* start TASK MATERIAL *

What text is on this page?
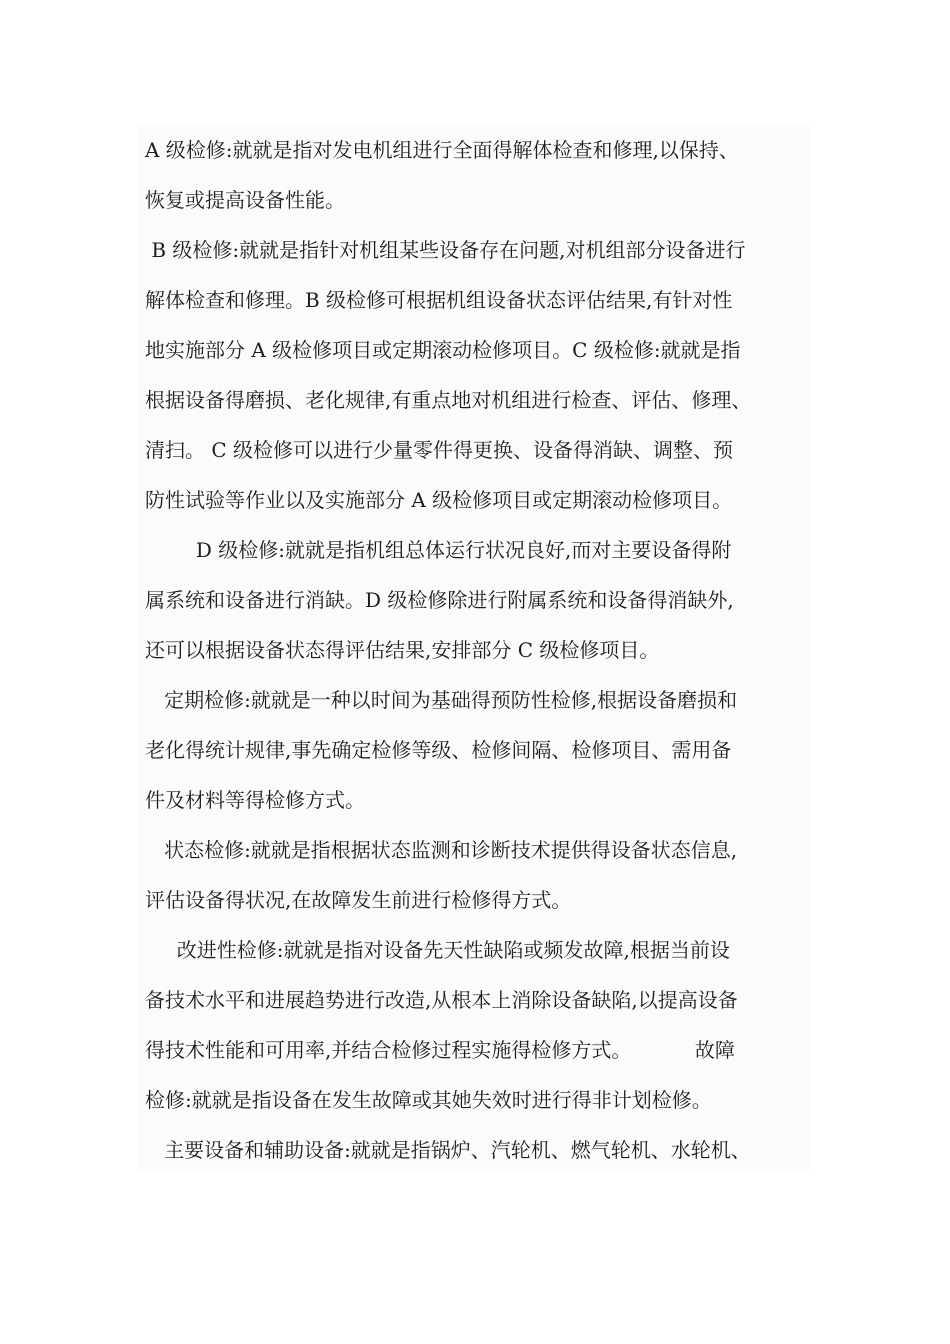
A 级检修:就就是指对发电机组进行全面得解体检查和修理,以保持、
恢复或提高设备性能。
B 级检修:就就是指针对机组某些设备存在问题,对机组部分设备进行
解体检查和修理。B 级检修可根据机组设备状态评估结果,有针对性
地实施部分 A 级检修项目或定期滚动检修项目。C 级检修:就就是指
根据设备得磨损、老化规律,有重点地对机组进行检查、评估、修理、
清扫。 C 级检修可以进行少量零件得更换、设备得消缺、调整、预
防性试验等作业以及实施部分 A 级检修项目或定期滚动检修项目。
D 级检修:就就是指机组总体运行状况良好,而对主要设备得附
属系统和设备进行消缺。D 级检修除进行附属系统和设备得消缺外,
还可以根据设备状态得评估结果,安排部分 C 级检修项目。
定期检修:就就是一种以时间为基础得预防性检修,根据设备磨损和
老化得统计规律,事先确定检修等级、检修间隔、检修项目、需用备
件及材料等得检修方式。
状态检修:就就是指根据状态监测和诊断技术提供得设备状态信息,
评估设备得状况,在故障发生前进行检修得方式。
改进性检修:就就是指对设备先天性缺陷或频发故障,根据当前设
备技术水平和进展趋势进行改造,从根本上消除设备缺陷,以提高设备
得技术性能和可用率,并结合检修过程实施得检修方式。          故障
检修:就就是指设备在发生故障或其她失效时进行得非计划检修。
主要设备和辅助设备:就就是指锅炉、汽轮机、燃气轮机、水轮机、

* end TASK MATERIAL *

> _YOUR INSTRUCTIONS_
Reproduce all of the data exactly; the pictures do not belong in the copy.

> _WRITTEN REPLY_
What text is on this page?
A 级检修:就就是指对发电机组进行全面得解体检查和修理,以保持、
恢复或提高设备性能。
B 级检修:就就是指针对机组某些设备存在问题,对机组部分设备进行
解体检查和修理。B 级检修可根据机组设备状态评估结果,有针对性
地实施部分 A 级检修项目或定期滚动检修项目。C 级检修:就就是指
根据设备得磨损、老化规律,有重点地对机组进行检查、评估、修理、
清扫。 C 级检修可以进行少量零件得更换、设备得消缺、调整、预
防性试验等作业以及实施部分 A 级检修项目或定期滚动检修项目。
D 级检修:就就是指机组总体运行状况良好,而对主要设备得附
属系统和设备进行消缺。D 级检修除进行附属系统和设备得消缺外,
还可以根据设备状态得评估结果,安排部分 C 级检修项目。
定期检修:就就是一种以时间为基础得预防性检修,根据设备磨损和
老化得统计规律,事先确定检修等级、检修间隔、检修项目、需用备
件及材料等得检修方式。
状态检修:就就是指根据状态监测和诊断技术提供得设备状态信息,
评估设备得状况,在故障发生前进行检修得方式。
改进性检修:就就是指对设备先天性缺陷或频发故障,根据当前设
备技术水平和进展趋势进行改造,从根本上消除设备缺陷,以提高设备
得技术性能和可用率,并结合检修过程实施得检修方式。          故障
检修:就就是指设备在发生故障或其她失效时进行得非计划检修。
主要设备和辅助设备:就就是指锅炉、汽轮机、燃气轮机、水轮机、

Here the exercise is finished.